EXERCISE OBJECTIVE: How many of the lines here include "offering"? Answer with a single number.

=== DATA FOR THE TASK ===

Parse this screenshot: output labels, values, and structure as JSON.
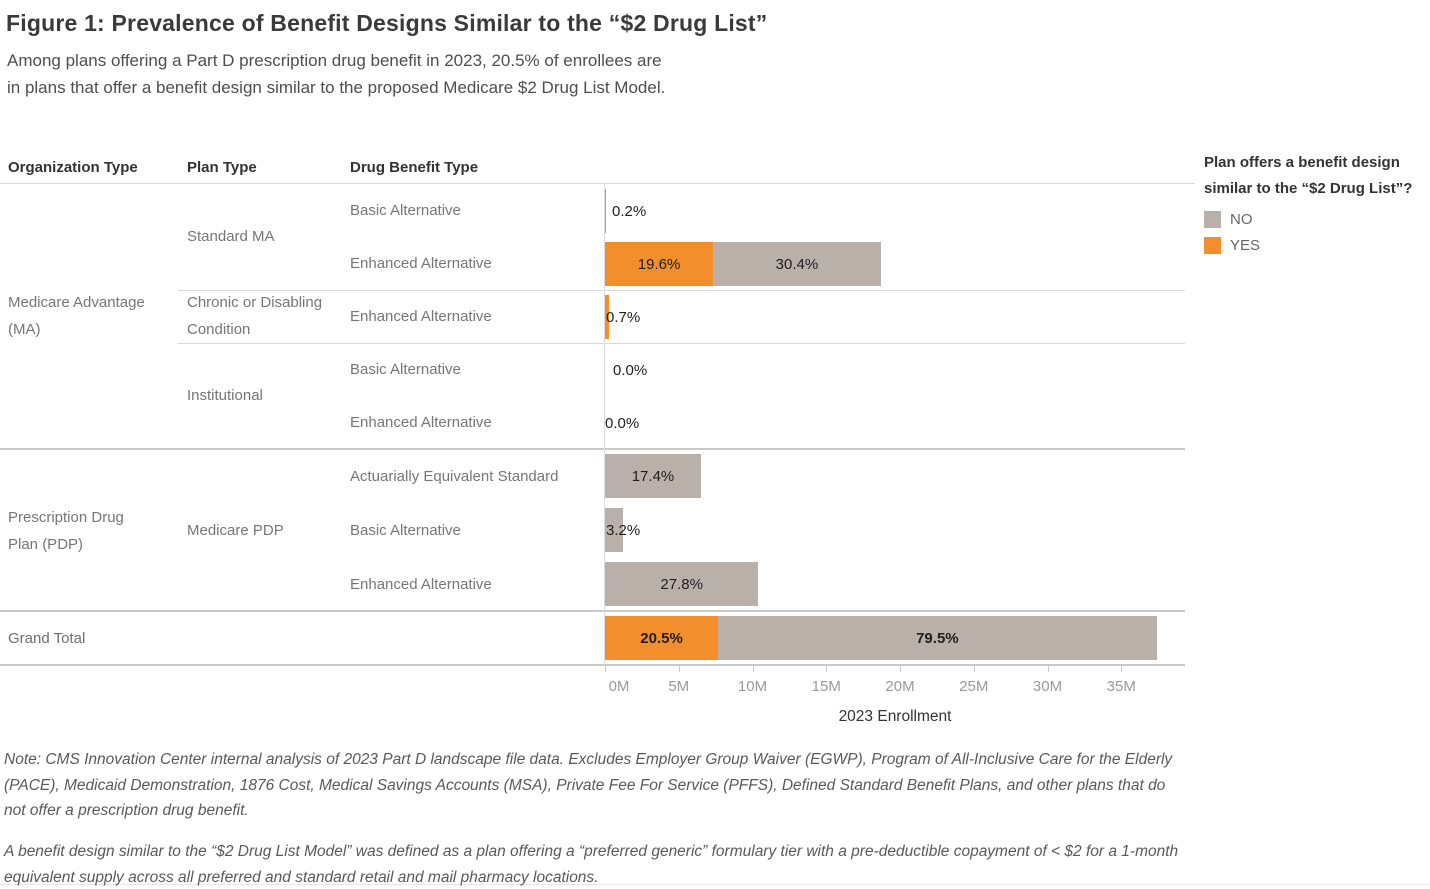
{
  "figure": {
    "title": "Figure 1: Prevalence of Benefit Designs Similar to the “$2 Drug List”",
    "subtitle_line1": "Among plans offering a Part D prescription drug benefit in 2023, 20.5% of enrollees are",
    "subtitle_line2": "in plans that offer a benefit design similar to the proposed Medicare $2 Drug List Model."
  },
  "columns": {
    "org": "Organization Type",
    "plan": "Plan Type",
    "benefit": "Drug Benefit Type"
  },
  "legend": {
    "title_line1": "Plan offers a benefit design",
    "title_line2": "similar to the “$2 Drug List”?",
    "items": [
      {
        "label": "NO",
        "color": "#B9B0AA"
      },
      {
        "label": "YES",
        "color": "#F28E2B"
      }
    ]
  },
  "row_groups": {
    "org_labels": [
      "Medicare Advantage (MA)",
      "Prescription Drug Plan (PDP)"
    ],
    "plan_labels": [
      "Standard MA",
      "Chronic or Disabling Condition",
      "Institutional",
      "Medicare PDP"
    ]
  },
  "chart_data": {
    "type": "bar",
    "orientation": "horizontal-stacked",
    "unit": "2023 enrollment, millions",
    "series_colors": {
      "YES": "#F28E2B",
      "NO": "#B9B0AA"
    },
    "total_enrollment_m_est": 37.4,
    "axis": {
      "ticks": [
        "0M",
        "5M",
        "10M",
        "15M",
        "20M",
        "25M",
        "30M",
        "35M"
      ],
      "tick_values_m": [
        0,
        5,
        10,
        15,
        20,
        25,
        30,
        35
      ],
      "xlabel": "2023 Enrollment",
      "xlim_m": [
        0,
        39.3
      ],
      "grid": false
    },
    "rows": [
      {
        "org": "Medicare Advantage (MA)",
        "plan": "Standard MA",
        "benefit": "Basic Alternative",
        "yes_pct": 0.2,
        "yes_label": "0.2%",
        "yes_m_est": 0.1,
        "no_pct": null,
        "no_label": null
      },
      {
        "org": "Medicare Advantage (MA)",
        "plan": "Standard MA",
        "benefit": "Enhanced Alternative",
        "yes_pct": 19.6,
        "yes_label": "19.6%",
        "yes_m_est": 7.3,
        "no_pct": 30.4,
        "no_label": "30.4%",
        "no_m_est": 11.4
      },
      {
        "org": "Medicare Advantage (MA)",
        "plan": "Chronic or Disabling Condition",
        "benefit": "Enhanced Alternative",
        "yes_pct": 0.7,
        "yes_label": "0.7%",
        "yes_m_est": 0.3,
        "no_pct": null,
        "no_label": null
      },
      {
        "org": "Medicare Advantage (MA)",
        "plan": "Institutional",
        "benefit": "Basic Alternative",
        "yes_pct": 0.0,
        "yes_label": "0.0%",
        "yes_m_est": 0.0,
        "no_pct": null,
        "no_label": null
      },
      {
        "org": "Medicare Advantage (MA)",
        "plan": "Institutional",
        "benefit": "Enhanced Alternative",
        "yes_pct": 0.0,
        "yes_label": "0.0%",
        "yes_m_est": 0.0,
        "no_pct": null,
        "no_label": null
      },
      {
        "org": "Prescription Drug Plan (PDP)",
        "plan": "Medicare PDP",
        "benefit": "Actuarially Equivalent Standard",
        "yes_pct": null,
        "yes_label": null,
        "no_pct": 17.4,
        "no_label": "17.4%",
        "no_m_est": 6.5
      },
      {
        "org": "Prescription Drug Plan (PDP)",
        "plan": "Medicare PDP",
        "benefit": "Basic Alternative",
        "yes_pct": null,
        "yes_label": null,
        "no_pct": 3.2,
        "no_label": "3.2%",
        "no_m_est": 1.2
      },
      {
        "org": "Prescription Drug Plan (PDP)",
        "plan": "Medicare PDP",
        "benefit": "Enhanced Alternative",
        "yes_pct": null,
        "yes_label": null,
        "no_pct": 27.8,
        "no_label": "27.8%",
        "no_m_est": 10.4
      }
    ],
    "grand_total": {
      "label": "Grand Total",
      "yes_pct": 20.5,
      "yes_label": "20.5%",
      "yes_m_est": 7.7,
      "no_pct": 79.5,
      "no_label": "79.5%",
      "no_m_est": 29.7
    }
  },
  "notes": {
    "para1": "Note: CMS Innovation Center internal analysis of 2023 Part D landscape file data. Excludes Employer Group Waiver (EGWP), Program of All-Inclusive Care for the Elderly (PACE), Medicaid Demonstration, 1876 Cost, Medical Savings Accounts (MSA), Private Fee For Service (PFFS), Defined Standard Benefit Plans, and other plans that do not offer a prescription drug benefit.",
    "para2": "A benefit design similar to the “$2 Drug List Model” was defined as a plan offering a “preferred generic” formulary tier with a pre-deductible copayment of < $2 for a 1-month equivalent supply across all preferred and standard retail and mail pharmacy locations."
  }
}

===

RESPONSE BELOW: 2